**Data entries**
——————————

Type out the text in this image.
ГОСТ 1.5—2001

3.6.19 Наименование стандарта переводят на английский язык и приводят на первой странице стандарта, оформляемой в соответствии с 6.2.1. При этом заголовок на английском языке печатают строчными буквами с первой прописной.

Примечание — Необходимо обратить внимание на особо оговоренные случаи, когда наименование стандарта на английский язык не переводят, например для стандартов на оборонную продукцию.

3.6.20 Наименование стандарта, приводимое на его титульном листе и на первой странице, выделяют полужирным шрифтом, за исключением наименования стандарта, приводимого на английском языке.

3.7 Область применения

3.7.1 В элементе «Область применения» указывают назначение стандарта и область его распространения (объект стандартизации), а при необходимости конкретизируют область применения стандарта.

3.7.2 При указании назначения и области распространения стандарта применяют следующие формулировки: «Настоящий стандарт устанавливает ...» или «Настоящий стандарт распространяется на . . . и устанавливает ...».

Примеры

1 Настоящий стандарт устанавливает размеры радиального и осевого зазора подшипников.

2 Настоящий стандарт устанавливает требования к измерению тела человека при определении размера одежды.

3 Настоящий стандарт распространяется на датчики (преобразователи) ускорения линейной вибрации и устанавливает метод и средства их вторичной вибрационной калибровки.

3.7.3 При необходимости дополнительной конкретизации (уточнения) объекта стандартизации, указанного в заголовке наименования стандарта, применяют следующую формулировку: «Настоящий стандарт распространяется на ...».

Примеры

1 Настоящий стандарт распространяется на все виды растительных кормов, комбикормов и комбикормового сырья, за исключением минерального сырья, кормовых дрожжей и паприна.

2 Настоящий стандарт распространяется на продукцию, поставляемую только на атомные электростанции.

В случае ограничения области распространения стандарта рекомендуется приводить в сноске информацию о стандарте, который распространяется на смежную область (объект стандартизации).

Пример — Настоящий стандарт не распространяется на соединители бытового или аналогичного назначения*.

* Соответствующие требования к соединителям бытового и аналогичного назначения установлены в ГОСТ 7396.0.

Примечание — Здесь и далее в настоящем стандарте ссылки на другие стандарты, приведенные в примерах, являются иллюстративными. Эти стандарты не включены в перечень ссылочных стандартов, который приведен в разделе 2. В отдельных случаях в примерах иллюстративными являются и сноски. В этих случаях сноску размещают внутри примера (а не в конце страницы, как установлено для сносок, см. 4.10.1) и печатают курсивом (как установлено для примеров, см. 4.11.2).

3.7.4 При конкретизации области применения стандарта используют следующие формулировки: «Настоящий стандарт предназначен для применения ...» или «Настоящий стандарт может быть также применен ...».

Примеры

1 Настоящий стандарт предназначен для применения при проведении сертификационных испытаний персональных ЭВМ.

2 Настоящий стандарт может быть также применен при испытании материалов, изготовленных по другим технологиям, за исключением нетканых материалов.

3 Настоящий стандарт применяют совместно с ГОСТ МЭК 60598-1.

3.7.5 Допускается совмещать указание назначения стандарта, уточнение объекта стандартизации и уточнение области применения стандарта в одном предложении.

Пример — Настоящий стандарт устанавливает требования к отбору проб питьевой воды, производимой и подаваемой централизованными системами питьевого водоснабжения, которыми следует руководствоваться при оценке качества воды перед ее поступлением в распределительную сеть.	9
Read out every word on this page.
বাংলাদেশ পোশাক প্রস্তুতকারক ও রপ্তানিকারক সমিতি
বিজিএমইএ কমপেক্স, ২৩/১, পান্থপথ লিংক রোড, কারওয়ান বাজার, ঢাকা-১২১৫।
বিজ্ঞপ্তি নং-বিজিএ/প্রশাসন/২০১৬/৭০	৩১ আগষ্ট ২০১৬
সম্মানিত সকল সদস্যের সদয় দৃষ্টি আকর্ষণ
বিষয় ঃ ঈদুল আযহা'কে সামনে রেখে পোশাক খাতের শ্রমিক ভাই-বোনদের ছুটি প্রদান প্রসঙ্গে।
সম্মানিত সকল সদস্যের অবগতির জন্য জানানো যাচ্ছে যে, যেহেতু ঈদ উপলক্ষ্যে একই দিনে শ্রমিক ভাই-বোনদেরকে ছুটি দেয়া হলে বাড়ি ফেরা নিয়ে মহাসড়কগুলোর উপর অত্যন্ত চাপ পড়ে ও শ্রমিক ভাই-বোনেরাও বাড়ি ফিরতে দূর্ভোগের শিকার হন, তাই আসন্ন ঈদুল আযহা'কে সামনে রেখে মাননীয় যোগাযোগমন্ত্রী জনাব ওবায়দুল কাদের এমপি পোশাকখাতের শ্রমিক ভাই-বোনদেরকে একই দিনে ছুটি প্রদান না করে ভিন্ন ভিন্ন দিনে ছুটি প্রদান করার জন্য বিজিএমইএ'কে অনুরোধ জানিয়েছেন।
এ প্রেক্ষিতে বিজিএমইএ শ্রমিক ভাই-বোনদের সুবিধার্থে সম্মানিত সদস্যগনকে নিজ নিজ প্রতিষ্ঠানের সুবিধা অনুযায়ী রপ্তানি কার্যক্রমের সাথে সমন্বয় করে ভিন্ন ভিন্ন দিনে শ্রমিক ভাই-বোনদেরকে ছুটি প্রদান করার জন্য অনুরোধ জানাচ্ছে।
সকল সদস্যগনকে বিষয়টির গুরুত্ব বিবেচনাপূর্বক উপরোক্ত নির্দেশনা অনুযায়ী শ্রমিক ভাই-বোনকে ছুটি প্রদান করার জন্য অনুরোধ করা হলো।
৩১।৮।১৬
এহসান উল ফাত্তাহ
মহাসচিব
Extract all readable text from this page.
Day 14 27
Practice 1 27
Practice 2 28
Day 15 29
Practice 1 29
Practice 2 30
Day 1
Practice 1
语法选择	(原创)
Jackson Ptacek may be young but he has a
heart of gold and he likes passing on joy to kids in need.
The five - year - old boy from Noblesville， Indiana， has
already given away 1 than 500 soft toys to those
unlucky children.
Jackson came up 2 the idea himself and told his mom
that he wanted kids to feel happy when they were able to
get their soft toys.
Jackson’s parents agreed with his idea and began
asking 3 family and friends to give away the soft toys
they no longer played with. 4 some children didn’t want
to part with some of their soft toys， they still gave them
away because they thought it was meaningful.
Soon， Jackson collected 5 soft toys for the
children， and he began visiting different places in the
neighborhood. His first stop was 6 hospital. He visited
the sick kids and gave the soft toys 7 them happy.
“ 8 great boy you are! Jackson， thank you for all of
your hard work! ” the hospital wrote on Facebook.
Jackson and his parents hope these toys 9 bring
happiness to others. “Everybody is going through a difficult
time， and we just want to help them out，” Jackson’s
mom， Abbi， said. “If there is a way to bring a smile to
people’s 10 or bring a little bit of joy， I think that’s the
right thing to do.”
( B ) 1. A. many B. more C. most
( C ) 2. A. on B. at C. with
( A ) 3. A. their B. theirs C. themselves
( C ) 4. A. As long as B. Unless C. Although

——————————

**DESCRIPTION OF THE TASK**
Pick out all lines containing the string "также".

**PROBLEM SOLUTION**
3.7.4 При конкретизации области применения стандарта используют следующие формулировки: «Настоящий стандарт предназначен для применения ...» или «Настоящий стандарт может быть также применен ...».
2 Настоящий стандарт может быть также применен при испытании материалов, изготовленных по другим технологиям, за исключением нетканых материалов.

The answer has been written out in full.